EXERCISE REQUIREMENTS: Go over the entries below line by line, copying each one that contains the word "Conducted".

DATA SHOWN:
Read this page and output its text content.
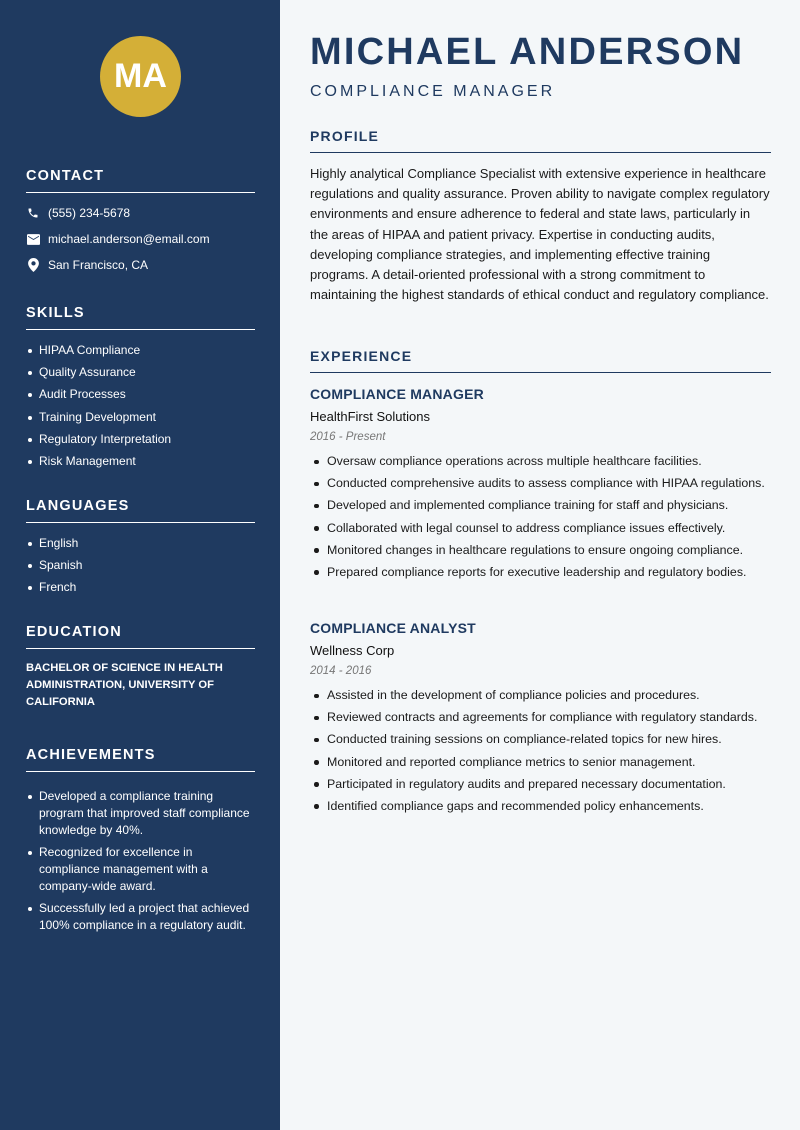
MA
CONTACT
(555) 234-5678
michael.anderson@email.com
San Francisco, CA
SKILLS
HIPAA Compliance
Quality Assurance
Audit Processes
Training Development
Regulatory Interpretation
Risk Management
LANGUAGES
English
Spanish
French
EDUCATION
BACHELOR OF SCIENCE IN HEALTH ADMINISTRATION, UNIVERSITY OF CALIFORNIA
ACHIEVEMENTS
Developed a compliance training program that improved staff compliance knowledge by 40%.
Recognized for excellence in compliance management with a company-wide award.
Successfully led a project that achieved 100% compliance in a regulatory audit.
MICHAEL ANDERSON
COMPLIANCE MANAGER
PROFILE

Highly analytical Compliance Specialist with extensive experience in healthcare regulations and quality assurance. Proven ability to navigate complex regulatory environments and ensure adherence to federal and state laws, particularly in the areas of HIPAA and patient privacy. Expertise in conducting audits, developing compliance strategies, and implementing effective training programs. A detail-oriented professional with a strong commitment to maintaining the highest standards of ethical conduct and regulatory compliance.

EXPERIENCE
COMPLIANCE MANAGER
HealthFirst Solutions
2016 - Present
Oversaw compliance operations across multiple healthcare facilities.
Conducted comprehensive audits to assess compliance with HIPAA regulations.
Developed and implemented compliance training for staff and physicians.
Collaborated with legal counsel to address compliance issues effectively.
Monitored changes in healthcare regulations to ensure ongoing compliance.
Prepared compliance reports for executive leadership and regulatory bodies.
COMPLIANCE ANALYST
Wellness Corp
2014 - 2016
Assisted in the development of compliance policies and procedures.
Reviewed contracts and agreements for compliance with regulatory standards.
Conducted training sessions on compliance-related topics for new hires.
Monitored and reported compliance metrics to senior management.
Participated in regulatory audits and prepared necessary documentation.
Identified compliance gaps and recommended policy enhancements.
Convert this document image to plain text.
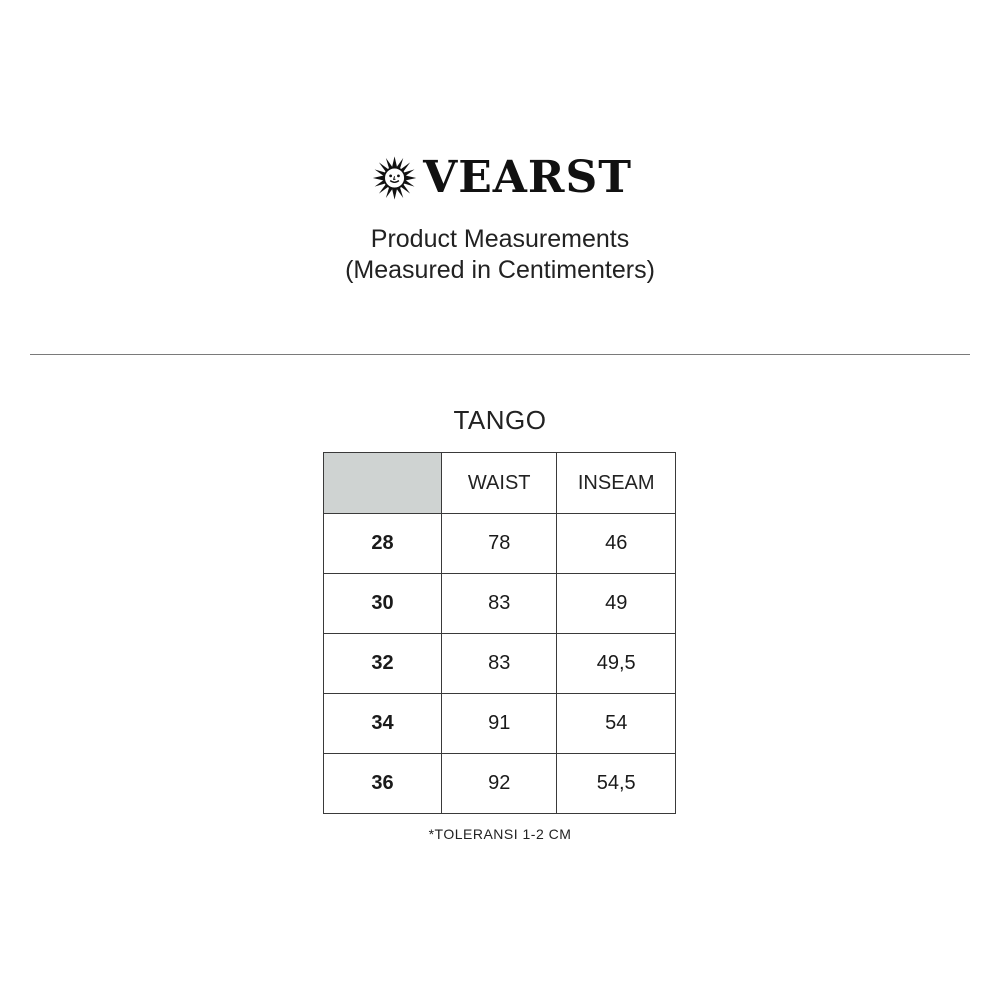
VEARST
Product Measurements
(Measured in Centimenters)
TANGO
	WAIST	INSEAM
28	78	46
30	83	49
32	83	49,5
34	91	54
36	92	54,5
*TOLERANSI 1-2 CM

SOLUTION TO THIS PROBLEM:
Conducted comprehensive audits to assess compliance with HIPAA regulations.
Conducted training sessions on compliance-related topics for new hires.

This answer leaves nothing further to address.